• DESCRIPTION OF THE TASK
Can you output every line of the listing below verbatim, with nothing changed?

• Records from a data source
** BEGIN **

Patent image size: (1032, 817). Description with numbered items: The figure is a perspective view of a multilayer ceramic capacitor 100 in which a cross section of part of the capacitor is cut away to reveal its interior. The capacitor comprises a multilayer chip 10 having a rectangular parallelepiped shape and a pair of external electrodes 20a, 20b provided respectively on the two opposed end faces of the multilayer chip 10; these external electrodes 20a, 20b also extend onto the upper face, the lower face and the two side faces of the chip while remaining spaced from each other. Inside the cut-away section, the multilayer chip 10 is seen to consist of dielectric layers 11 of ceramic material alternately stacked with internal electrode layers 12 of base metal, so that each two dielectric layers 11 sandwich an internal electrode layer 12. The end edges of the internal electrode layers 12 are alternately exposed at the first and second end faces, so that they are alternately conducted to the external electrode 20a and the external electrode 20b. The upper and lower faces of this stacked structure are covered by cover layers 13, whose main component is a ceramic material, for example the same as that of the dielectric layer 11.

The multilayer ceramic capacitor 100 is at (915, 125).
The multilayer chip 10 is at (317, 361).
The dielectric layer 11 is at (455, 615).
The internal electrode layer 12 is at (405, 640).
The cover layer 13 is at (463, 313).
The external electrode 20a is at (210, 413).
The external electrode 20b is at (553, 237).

** END **

• RESULT FOR THIS TASK
Patent image size: (1032, 817). Description with numbered items: The figure is a perspective view of a multilayer ceramic capacitor 100 in which a cross section of part of the capacitor is cut away to reveal its interior. The capacitor comprises a multilayer chip 10 having a rectangular parallelepiped shape and a pair of external electrodes 20a, 20b provided respectively on the two opposed end faces of the multilayer chip 10; these external electrodes 20a, 20b also extend onto the upper face, the lower face and the two side faces of the chip while remaining spaced from each other. Inside the cut-away section, the multilayer chip 10 is seen to consist of dielectric layers 11 of ceramic material alternately stacked with internal electrode layers 12 of base metal, so that each two dielectric layers 11 sandwich an internal electrode layer 12. The end edges of the internal electrode layers 12 are alternately exposed at the first and second end faces, so that they are alternately conducted to the external electrode 20a and the external electrode 20b. The upper and lower faces of this stacked structure are covered by cover layers 13, whose main component is a ceramic material, for example the same as that of the dielectric layer 11.

The multilayer ceramic capacitor 100 is at (915, 125).
The multilayer chip 10 is at (317, 361).
The dielectric layer 11 is at (455, 615).
The internal electrode layer 12 is at (405, 640).
The cover layer 13 is at (463, 313).
The external electrode 20a is at (210, 413).
The external electrode 20b is at (553, 237).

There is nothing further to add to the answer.